### Do this
From the line that includes "Give me the" to the last line of the records that follow, copy every line exactly and nothing more, omitting pictures.

### Records supplied
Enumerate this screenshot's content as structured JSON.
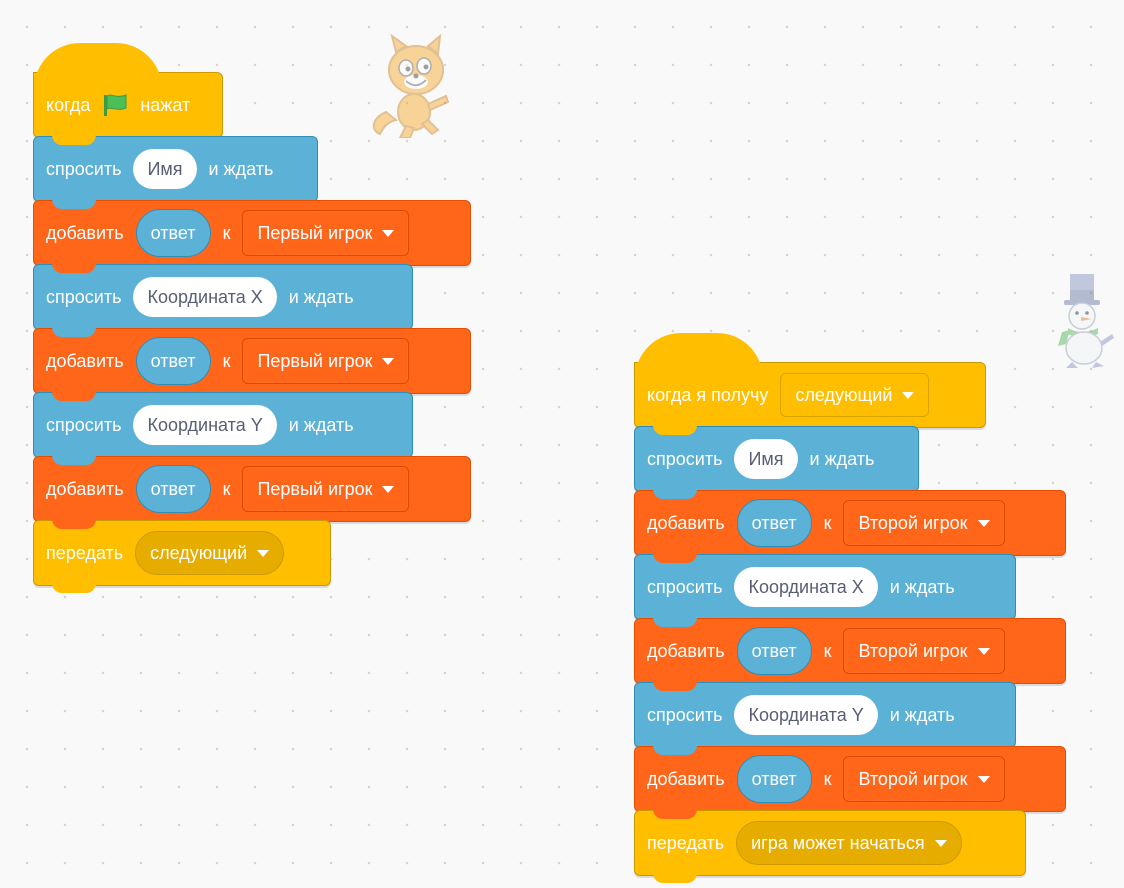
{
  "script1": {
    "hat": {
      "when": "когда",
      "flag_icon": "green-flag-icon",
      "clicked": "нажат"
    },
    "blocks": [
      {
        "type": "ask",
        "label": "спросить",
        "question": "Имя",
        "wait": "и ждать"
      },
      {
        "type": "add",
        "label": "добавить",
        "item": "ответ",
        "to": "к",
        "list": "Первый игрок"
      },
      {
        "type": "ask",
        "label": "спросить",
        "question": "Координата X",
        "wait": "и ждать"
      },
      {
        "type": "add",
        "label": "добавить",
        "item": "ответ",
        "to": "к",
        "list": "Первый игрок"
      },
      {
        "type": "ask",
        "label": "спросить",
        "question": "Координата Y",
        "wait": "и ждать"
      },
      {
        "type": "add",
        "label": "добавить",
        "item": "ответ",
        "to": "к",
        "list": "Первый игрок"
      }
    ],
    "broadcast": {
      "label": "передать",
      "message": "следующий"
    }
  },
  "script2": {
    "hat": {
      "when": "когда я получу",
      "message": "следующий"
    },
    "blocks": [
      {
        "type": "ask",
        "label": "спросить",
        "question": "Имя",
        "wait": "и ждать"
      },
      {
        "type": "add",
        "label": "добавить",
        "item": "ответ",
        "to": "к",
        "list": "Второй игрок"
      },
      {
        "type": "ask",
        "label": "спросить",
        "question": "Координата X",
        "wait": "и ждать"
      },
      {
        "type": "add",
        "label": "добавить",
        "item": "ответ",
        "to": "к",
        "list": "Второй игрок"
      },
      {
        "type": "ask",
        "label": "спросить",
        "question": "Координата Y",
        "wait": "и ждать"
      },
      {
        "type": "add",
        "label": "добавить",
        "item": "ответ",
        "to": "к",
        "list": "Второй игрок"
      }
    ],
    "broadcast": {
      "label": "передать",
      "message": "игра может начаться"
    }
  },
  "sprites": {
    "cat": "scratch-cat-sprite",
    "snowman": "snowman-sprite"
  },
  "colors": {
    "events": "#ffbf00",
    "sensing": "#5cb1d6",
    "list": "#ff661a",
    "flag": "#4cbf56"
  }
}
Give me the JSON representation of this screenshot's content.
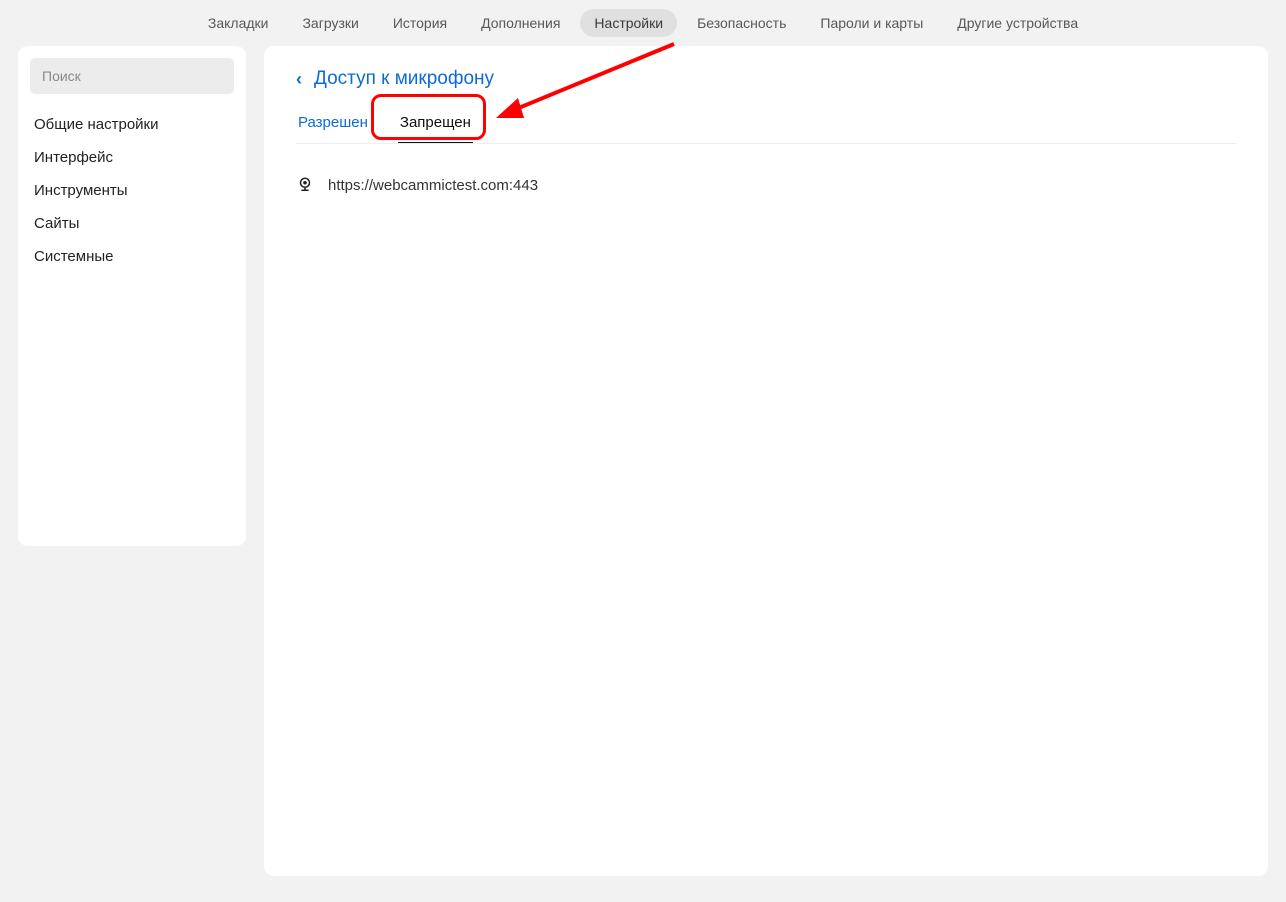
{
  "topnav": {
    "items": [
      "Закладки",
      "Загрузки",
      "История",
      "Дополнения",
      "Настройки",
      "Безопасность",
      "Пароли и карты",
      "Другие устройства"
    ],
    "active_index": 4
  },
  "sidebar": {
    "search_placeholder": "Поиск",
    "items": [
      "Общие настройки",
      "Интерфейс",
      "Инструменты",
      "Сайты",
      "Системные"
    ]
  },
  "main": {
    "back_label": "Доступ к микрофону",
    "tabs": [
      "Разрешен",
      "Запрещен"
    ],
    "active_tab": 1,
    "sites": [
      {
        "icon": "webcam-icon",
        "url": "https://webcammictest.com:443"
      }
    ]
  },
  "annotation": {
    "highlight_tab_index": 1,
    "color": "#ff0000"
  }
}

### Output for this exercise
Give me the JSON representation of this screenshot's content.
{
  "topnav": {
    "items": [
      "Закладки",
      "Загрузки",
      "История",
      "Дополнения",
      "Настройки",
      "Безопасность",
      "Пароли и карты",
      "Другие устройства"
    ],
    "active_index": 4
  },
  "sidebar": {
    "search_placeholder": "Поиск",
    "items": [
      "Общие настройки",
      "Интерфейс",
      "Инструменты",
      "Сайты",
      "Системные"
    ]
  },
  "main": {
    "back_label": "Доступ к микрофону",
    "tabs": [
      "Разрешен",
      "Запрещен"
    ],
    "active_tab": 1,
    "sites": [
      {
        "icon": "webcam-icon",
        "url": "https://webcammictest.com:443"
      }
    ]
  },
  "annotation": {
    "highlight_tab_index": 1,
    "color": "#ff0000"
  }
}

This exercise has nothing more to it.